> RECORDS
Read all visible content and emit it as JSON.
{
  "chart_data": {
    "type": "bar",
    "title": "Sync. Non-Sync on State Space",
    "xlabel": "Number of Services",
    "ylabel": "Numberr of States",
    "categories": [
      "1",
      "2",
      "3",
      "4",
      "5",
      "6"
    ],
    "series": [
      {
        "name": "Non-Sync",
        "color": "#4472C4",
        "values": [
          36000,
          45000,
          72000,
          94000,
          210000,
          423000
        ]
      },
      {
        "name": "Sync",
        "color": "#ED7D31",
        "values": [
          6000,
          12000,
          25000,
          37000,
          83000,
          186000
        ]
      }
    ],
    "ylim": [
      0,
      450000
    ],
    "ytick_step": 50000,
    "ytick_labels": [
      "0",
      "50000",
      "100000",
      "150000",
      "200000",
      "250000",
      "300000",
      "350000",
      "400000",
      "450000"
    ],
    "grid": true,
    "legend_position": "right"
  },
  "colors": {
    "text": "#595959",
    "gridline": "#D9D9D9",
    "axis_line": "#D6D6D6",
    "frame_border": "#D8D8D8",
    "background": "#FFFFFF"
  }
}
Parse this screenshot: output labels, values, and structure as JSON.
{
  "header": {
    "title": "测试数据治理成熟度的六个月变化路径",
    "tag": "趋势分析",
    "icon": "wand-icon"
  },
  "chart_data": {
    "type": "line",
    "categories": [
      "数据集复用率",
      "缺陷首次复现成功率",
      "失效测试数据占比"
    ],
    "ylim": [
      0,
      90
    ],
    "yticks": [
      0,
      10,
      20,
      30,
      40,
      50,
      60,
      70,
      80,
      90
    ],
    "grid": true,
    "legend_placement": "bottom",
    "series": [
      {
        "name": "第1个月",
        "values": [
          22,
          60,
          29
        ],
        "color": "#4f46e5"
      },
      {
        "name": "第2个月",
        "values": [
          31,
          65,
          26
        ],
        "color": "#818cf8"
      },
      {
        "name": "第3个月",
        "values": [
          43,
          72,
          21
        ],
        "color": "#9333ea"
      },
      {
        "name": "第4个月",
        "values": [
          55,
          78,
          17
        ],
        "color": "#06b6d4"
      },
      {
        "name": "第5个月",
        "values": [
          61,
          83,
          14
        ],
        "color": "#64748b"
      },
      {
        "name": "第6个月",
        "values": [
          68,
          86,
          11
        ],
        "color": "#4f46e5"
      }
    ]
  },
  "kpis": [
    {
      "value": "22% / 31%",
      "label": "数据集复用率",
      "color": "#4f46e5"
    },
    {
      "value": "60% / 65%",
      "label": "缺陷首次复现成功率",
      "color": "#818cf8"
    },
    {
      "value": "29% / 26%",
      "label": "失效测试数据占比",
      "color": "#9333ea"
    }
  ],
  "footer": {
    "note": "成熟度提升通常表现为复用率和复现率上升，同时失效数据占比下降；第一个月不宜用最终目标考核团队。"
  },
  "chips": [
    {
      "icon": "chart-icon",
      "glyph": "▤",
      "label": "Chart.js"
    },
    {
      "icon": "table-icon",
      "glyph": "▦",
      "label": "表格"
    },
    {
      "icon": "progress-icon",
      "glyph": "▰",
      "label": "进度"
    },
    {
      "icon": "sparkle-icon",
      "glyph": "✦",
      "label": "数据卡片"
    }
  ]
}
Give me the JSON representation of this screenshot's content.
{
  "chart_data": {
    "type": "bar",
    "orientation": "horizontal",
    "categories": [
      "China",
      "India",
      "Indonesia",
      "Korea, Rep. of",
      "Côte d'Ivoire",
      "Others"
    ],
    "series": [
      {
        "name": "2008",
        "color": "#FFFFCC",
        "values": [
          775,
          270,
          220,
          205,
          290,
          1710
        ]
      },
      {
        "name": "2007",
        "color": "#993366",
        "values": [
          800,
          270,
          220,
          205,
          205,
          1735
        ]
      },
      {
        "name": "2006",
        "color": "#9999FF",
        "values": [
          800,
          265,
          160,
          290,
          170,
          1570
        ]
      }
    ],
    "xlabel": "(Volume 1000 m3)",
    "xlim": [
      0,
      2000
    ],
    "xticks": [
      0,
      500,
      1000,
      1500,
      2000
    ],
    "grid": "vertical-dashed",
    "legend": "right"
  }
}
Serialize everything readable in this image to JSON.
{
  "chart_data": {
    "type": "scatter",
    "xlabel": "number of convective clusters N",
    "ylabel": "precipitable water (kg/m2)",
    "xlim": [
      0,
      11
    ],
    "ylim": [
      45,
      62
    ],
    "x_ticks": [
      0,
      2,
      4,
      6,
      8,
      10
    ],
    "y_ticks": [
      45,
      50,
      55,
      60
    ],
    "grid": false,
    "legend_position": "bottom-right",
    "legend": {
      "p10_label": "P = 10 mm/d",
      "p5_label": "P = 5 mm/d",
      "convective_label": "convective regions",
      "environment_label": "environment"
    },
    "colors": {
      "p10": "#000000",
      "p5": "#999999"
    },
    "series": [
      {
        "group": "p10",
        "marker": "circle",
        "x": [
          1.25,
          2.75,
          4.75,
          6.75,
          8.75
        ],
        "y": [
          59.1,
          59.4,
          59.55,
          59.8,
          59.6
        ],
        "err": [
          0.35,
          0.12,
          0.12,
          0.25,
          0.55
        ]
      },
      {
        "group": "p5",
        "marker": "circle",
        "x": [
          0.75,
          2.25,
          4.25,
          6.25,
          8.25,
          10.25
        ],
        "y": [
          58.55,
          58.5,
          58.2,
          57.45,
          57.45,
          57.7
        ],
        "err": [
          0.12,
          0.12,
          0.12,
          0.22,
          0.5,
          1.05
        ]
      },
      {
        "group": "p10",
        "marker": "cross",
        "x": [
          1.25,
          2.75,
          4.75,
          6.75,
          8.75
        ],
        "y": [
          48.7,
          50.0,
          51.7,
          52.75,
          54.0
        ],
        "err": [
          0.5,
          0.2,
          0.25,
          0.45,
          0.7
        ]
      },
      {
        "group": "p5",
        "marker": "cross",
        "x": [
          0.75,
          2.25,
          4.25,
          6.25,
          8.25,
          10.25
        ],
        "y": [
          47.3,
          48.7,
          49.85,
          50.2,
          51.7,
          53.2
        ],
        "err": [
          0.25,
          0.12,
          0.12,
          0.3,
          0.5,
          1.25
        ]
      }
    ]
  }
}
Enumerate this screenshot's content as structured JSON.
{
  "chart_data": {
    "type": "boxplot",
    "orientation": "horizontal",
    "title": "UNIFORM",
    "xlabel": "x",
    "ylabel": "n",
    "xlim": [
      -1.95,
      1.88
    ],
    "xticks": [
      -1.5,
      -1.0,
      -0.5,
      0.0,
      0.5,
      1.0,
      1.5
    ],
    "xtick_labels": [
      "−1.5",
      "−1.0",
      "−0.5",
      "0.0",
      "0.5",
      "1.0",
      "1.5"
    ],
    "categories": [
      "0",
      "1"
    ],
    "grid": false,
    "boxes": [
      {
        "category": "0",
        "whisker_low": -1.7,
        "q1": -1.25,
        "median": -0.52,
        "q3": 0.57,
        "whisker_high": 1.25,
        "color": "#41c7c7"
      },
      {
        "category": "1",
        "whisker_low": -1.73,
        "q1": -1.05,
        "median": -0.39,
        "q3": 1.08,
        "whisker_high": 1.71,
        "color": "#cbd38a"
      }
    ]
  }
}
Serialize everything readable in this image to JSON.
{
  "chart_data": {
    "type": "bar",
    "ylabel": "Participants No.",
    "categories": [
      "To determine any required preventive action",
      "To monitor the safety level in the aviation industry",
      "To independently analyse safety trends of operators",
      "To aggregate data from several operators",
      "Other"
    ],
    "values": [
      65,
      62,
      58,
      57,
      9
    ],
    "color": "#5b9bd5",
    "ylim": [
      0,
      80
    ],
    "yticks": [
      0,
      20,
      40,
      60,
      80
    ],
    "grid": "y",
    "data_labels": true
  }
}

> WORK REQUIRED
Write out the data exactly as it stands.

> RESPONSE TO THE TASK
Read all visible content and emit it as JSON.
{
  "chart_data": {
    "type": "bar",
    "title": "Sync. Non-Sync on State Space",
    "xlabel": "Number of Services",
    "ylabel": "Numberr of States",
    "categories": [
      "1",
      "2",
      "3",
      "4",
      "5",
      "6"
    ],
    "series": [
      {
        "name": "Non-Sync",
        "color": "#4472C4",
        "values": [
          36000,
          45000,
          72000,
          94000,
          210000,
          423000
        ]
      },
      {
        "name": "Sync",
        "color": "#ED7D31",
        "values": [
          6000,
          12000,
          25000,
          37000,
          83000,
          186000
        ]
      }
    ],
    "ylim": [
      0,
      450000
    ],
    "ytick_step": 50000,
    "ytick_labels": [
      "0",
      "50000",
      "100000",
      "150000",
      "200000",
      "250000",
      "300000",
      "350000",
      "400000",
      "450000"
    ],
    "grid": true,
    "legend_position": "right"
  },
  "colors": {
    "text": "#595959",
    "gridline": "#D9D9D9",
    "axis_line": "#D6D6D6",
    "frame_border": "#D8D8D8",
    "background": "#FFFFFF"
  }
}
Parse this screenshot: output labels, values, and structure as JSON.
{
  "header": {
    "title": "测试数据治理成熟度的六个月变化路径",
    "tag": "趋势分析",
    "icon": "wand-icon"
  },
  "chart_data": {
    "type": "line",
    "categories": [
      "数据集复用率",
      "缺陷首次复现成功率",
      "失效测试数据占比"
    ],
    "ylim": [
      0,
      90
    ],
    "yticks": [
      0,
      10,
      20,
      30,
      40,
      50,
      60,
      70,
      80,
      90
    ],
    "grid": true,
    "legend_placement": "bottom",
    "series": [
      {
        "name": "第1个月",
        "values": [
          22,
          60,
          29
        ],
        "color": "#4f46e5"
      },
      {
        "name": "第2个月",
        "values": [
          31,
          65,
          26
        ],
        "color": "#818cf8"
      },
      {
        "name": "第3个月",
        "values": [
          43,
          72,
          21
        ],
        "color": "#9333ea"
      },
      {
        "name": "第4个月",
        "values": [
          55,
          78,
          17
        ],
        "color": "#06b6d4"
      },
      {
        "name": "第5个月",
        "values": [
          61,
          83,
          14
        ],
        "color": "#64748b"
      },
      {
        "name": "第6个月",
        "values": [
          68,
          86,
          11
        ],
        "color": "#4f46e5"
      }
    ]
  },
  "kpis": [
    {
      "value": "22% / 31%",
      "label": "数据集复用率",
      "color": "#4f46e5"
    },
    {
      "value": "60% / 65%",
      "label": "缺陷首次复现成功率",
      "color": "#818cf8"
    },
    {
      "value": "29% / 26%",
      "label": "失效测试数据占比",
      "color": "#9333ea"
    }
  ],
  "footer": {
    "note": "成熟度提升通常表现为复用率和复现率上升，同时失效数据占比下降；第一个月不宜用最终目标考核团队。"
  },
  "chips": [
    {
      "icon": "chart-icon",
      "glyph": "▤",
      "label": "Chart.js"
    },
    {
      "icon": "table-icon",
      "glyph": "▦",
      "label": "表格"
    },
    {
      "icon": "progress-icon",
      "glyph": "▰",
      "label": "进度"
    },
    {
      "icon": "sparkle-icon",
      "glyph": "✦",
      "label": "数据卡片"
    }
  ]
}
Give me the JSON representation of this screenshot's content.
{
  "chart_data": {
    "type": "bar",
    "orientation": "horizontal",
    "categories": [
      "China",
      "India",
      "Indonesia",
      "Korea, Rep. of",
      "Côte d'Ivoire",
      "Others"
    ],
    "series": [
      {
        "name": "2008",
        "color": "#FFFFCC",
        "values": [
          775,
          270,
          220,
          205,
          290,
          1710
        ]
      },
      {
        "name": "2007",
        "color": "#993366",
        "values": [
          800,
          270,
          220,
          205,
          205,
          1735
        ]
      },
      {
        "name": "2006",
        "color": "#9999FF",
        "values": [
          800,
          265,
          160,
          290,
          170,
          1570
        ]
      }
    ],
    "xlabel": "(Volume 1000 m3)",
    "xlim": [
      0,
      2000
    ],
    "xticks": [
      0,
      500,
      1000,
      1500,
      2000
    ],
    "grid": "vertical-dashed",
    "legend": "right"
  }
}
Serialize everything readable in this image to JSON.
{
  "chart_data": {
    "type": "scatter",
    "xlabel": "number of convective clusters N",
    "ylabel": "precipitable water (kg/m2)",
    "xlim": [
      0,
      11
    ],
    "ylim": [
      45,
      62
    ],
    "x_ticks": [
      0,
      2,
      4,
      6,
      8,
      10
    ],
    "y_ticks": [
      45,
      50,
      55,
      60
    ],
    "grid": false,
    "legend_position": "bottom-right",
    "legend": {
      "p10_label": "P = 10 mm/d",
      "p5_label": "P = 5 mm/d",
      "convective_label": "convective regions",
      "environment_label": "environment"
    },
    "colors": {
      "p10": "#000000",
      "p5": "#999999"
    },
    "series": [
      {
        "group": "p10",
        "marker": "circle",
        "x": [
          1.25,
          2.75,
          4.75,
          6.75,
          8.75
        ],
        "y": [
          59.1,
          59.4,
          59.55,
          59.8,
          59.6
        ],
        "err": [
          0.35,
          0.12,
          0.12,
          0.25,
          0.55
        ]
      },
      {
        "group": "p5",
        "marker": "circle",
        "x": [
          0.75,
          2.25,
          4.25,
          6.25,
          8.25,
          10.25
        ],
        "y": [
          58.55,
          58.5,
          58.2,
          57.45,
          57.45,
          57.7
        ],
        "err": [
          0.12,
          0.12,
          0.12,
          0.22,
          0.5,
          1.05
        ]
      },
      {
        "group": "p10",
        "marker": "cross",
        "x": [
          1.25,
          2.75,
          4.75,
          6.75,
          8.75
        ],
        "y": [
          48.7,
          50.0,
          51.7,
          52.75,
          54.0
        ],
        "err": [
          0.5,
          0.2,
          0.25,
          0.45,
          0.7
        ]
      },
      {
        "group": "p5",
        "marker": "cross",
        "x": [
          0.75,
          2.25,
          4.25,
          6.25,
          8.25,
          10.25
        ],
        "y": [
          47.3,
          48.7,
          49.85,
          50.2,
          51.7,
          53.2
        ],
        "err": [
          0.25,
          0.12,
          0.12,
          0.3,
          0.5,
          1.25
        ]
      }
    ]
  }
}
Enumerate this screenshot's content as structured JSON.
{
  "chart_data": {
    "type": "boxplot",
    "orientation": "horizontal",
    "title": "UNIFORM",
    "xlabel": "x",
    "ylabel": "n",
    "xlim": [
      -1.95,
      1.88
    ],
    "xticks": [
      -1.5,
      -1.0,
      -0.5,
      0.0,
      0.5,
      1.0,
      1.5
    ],
    "xtick_labels": [
      "−1.5",
      "−1.0",
      "−0.5",
      "0.0",
      "0.5",
      "1.0",
      "1.5"
    ],
    "categories": [
      "0",
      "1"
    ],
    "grid": false,
    "boxes": [
      {
        "category": "0",
        "whisker_low": -1.7,
        "q1": -1.25,
        "median": -0.52,
        "q3": 0.57,
        "whisker_high": 1.25,
        "color": "#41c7c7"
      },
      {
        "category": "1",
        "whisker_low": -1.73,
        "q1": -1.05,
        "median": -0.39,
        "q3": 1.08,
        "whisker_high": 1.71,
        "color": "#cbd38a"
      }
    ]
  }
}
Serialize everything readable in this image to JSON.
{
  "chart_data": {
    "type": "bar",
    "ylabel": "Participants No.",
    "categories": [
      "To determine any required preventive action",
      "To monitor the safety level in the aviation industry",
      "To independently analyse safety trends of operators",
      "To aggregate data from several operators",
      "Other"
    ],
    "values": [
      65,
      62,
      58,
      57,
      9
    ],
    "color": "#5b9bd5",
    "ylim": [
      0,
      80
    ],
    "yticks": [
      0,
      20,
      40,
      60,
      80
    ],
    "grid": "y",
    "data_labels": true
  }
}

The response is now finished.